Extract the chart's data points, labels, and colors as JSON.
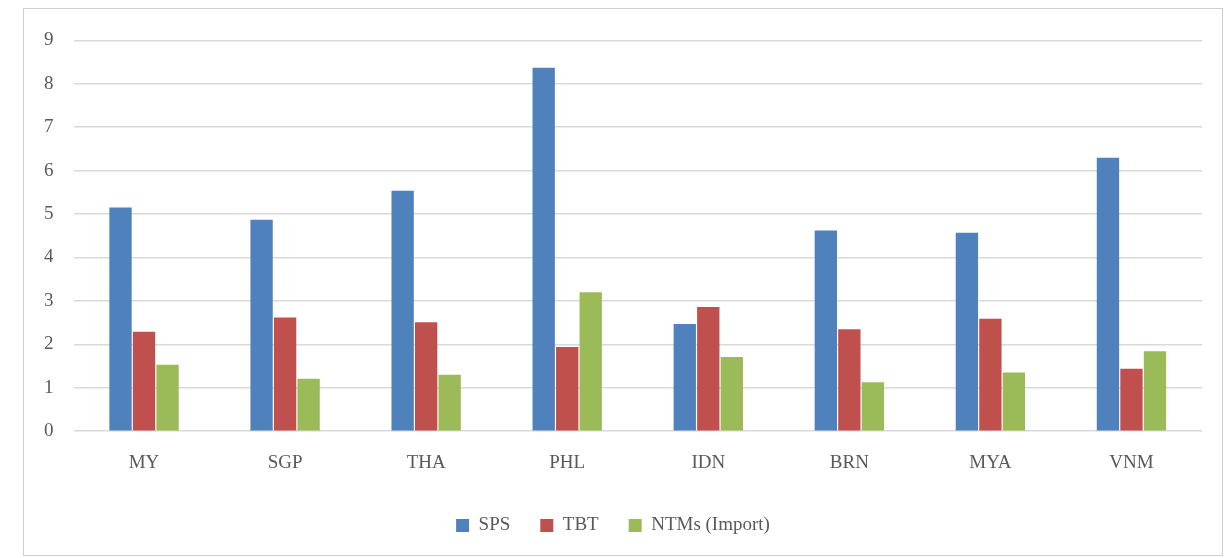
{
  "chart_data": {
    "type": "bar",
    "categories": [
      "MY",
      "SGP",
      "THA",
      "PHL",
      "IDN",
      "BRN",
      "MYA",
      "VNM"
    ],
    "series": [
      {
        "name": "SPS",
        "color": "#4f81bd",
        "values": [
          5.15,
          4.87,
          5.54,
          8.37,
          2.47,
          4.62,
          4.57,
          6.3
        ]
      },
      {
        "name": "TBT",
        "color": "#c0504d",
        "values": [
          2.29,
          2.62,
          2.51,
          1.94,
          2.86,
          2.35,
          2.59,
          1.44
        ]
      },
      {
        "name": "NTMs (Import)",
        "color": "#9bbb59",
        "values": [
          1.53,
          1.21,
          1.3,
          3.2,
          1.71,
          1.13,
          1.35,
          1.84
        ]
      }
    ],
    "ylim": [
      0,
      9
    ],
    "yticks": [
      0,
      1,
      2,
      3,
      4,
      5,
      6,
      7,
      8,
      9
    ],
    "grid": "y",
    "legend": "bottom"
  }
}
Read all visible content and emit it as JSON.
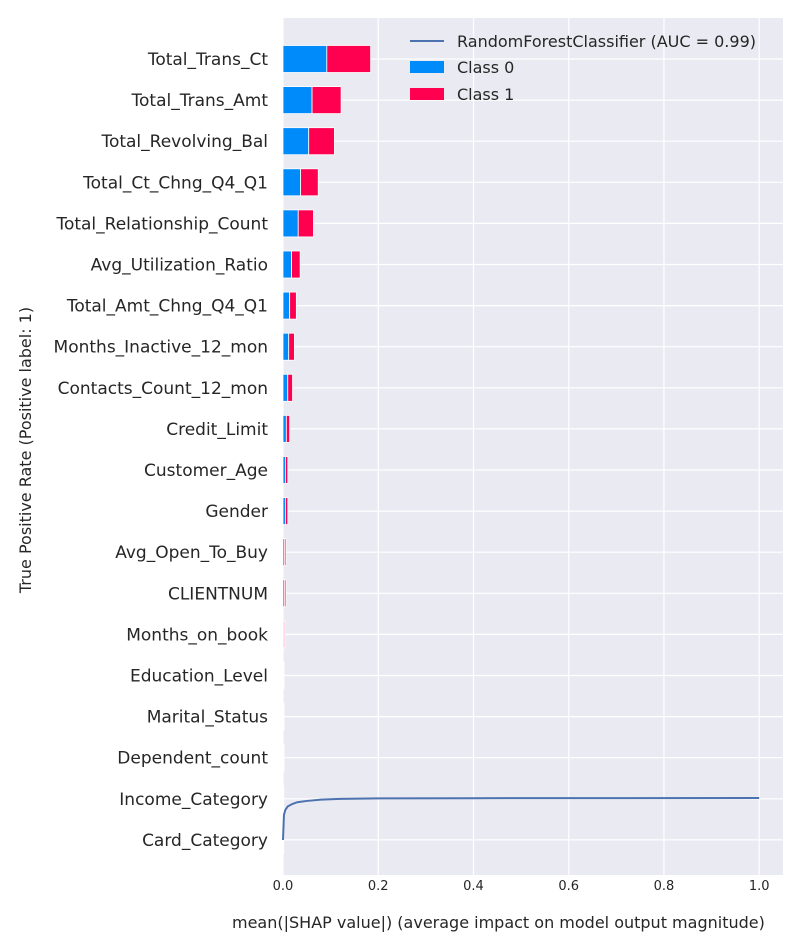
• • • • • • •
Quote in full the listing given above; the images are to be left out.

Extract the chart's data points, labels, and colors as JSON.
{
  "chart_data": {
    "type": "bar",
    "categories": [
      "MY",
      "SGP",
      "THA",
      "PHL",
      "IDN",
      "BRN",
      "MYA",
      "VNM"
    ],
    "series": [
      {
        "name": "SPS",
        "color": "#4f81bd",
        "values": [
          5.15,
          4.87,
          5.54,
          8.37,
          2.47,
          4.62,
          4.57,
          6.3
        ]
      },
      {
        "name": "TBT",
        "color": "#c0504d",
        "values": [
          2.29,
          2.62,
          2.51,
          1.94,
          2.86,
          2.35,
          2.59,
          1.44
        ]
      },
      {
        "name": "NTMs (Import)",
        "color": "#9bbb59",
        "values": [
          1.53,
          1.21,
          1.3,
          3.2,
          1.71,
          1.13,
          1.35,
          1.84
        ]
      }
    ],
    "ylim": [
      0,
      9
    ],
    "yticks": [
      0,
      1,
      2,
      3,
      4,
      5,
      6,
      7,
      8,
      9
    ],
    "grid": "y",
    "legend": "bottom"
  }
}
Read all visible content and emit it as JSON.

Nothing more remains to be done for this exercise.